▶ Dataset content
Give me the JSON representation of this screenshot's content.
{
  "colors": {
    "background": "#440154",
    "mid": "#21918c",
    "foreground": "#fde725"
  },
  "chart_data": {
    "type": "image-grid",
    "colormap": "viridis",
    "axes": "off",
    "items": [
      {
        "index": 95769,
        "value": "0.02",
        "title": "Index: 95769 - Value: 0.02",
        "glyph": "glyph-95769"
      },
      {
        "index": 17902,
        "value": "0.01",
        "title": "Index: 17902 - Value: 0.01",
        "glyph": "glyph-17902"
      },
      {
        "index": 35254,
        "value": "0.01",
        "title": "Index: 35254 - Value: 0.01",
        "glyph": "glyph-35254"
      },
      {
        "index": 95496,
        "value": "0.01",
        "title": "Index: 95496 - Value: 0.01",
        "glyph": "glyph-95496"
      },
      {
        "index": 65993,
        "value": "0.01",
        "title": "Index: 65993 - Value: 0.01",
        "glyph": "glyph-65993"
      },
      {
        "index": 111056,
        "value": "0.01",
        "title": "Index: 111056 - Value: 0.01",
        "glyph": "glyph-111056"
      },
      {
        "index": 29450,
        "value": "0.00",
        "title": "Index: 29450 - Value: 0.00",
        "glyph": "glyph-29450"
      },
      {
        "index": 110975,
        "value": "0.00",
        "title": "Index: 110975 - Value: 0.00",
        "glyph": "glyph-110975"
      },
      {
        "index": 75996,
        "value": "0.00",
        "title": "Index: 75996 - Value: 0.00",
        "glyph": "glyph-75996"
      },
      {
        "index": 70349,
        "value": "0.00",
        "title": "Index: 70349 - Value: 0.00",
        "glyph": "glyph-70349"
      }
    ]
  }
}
...
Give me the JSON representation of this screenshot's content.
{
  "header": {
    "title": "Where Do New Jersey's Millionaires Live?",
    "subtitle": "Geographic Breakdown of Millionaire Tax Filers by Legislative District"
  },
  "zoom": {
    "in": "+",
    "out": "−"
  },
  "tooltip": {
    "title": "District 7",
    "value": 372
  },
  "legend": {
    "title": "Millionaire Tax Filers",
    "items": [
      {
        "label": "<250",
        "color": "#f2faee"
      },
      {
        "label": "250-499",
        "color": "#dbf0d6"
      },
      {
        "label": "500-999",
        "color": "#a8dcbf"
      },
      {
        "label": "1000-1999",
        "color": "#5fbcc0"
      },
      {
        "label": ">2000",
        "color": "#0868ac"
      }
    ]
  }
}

▶ Aim of the exercise
In the entries above, identify every line with the string "Filers".

▶ Result for this task
    "subtitle": "Geographic Breakdown of Millionaire Tax Filers by Legislative District"
    "title": "Millionaire Tax Filers",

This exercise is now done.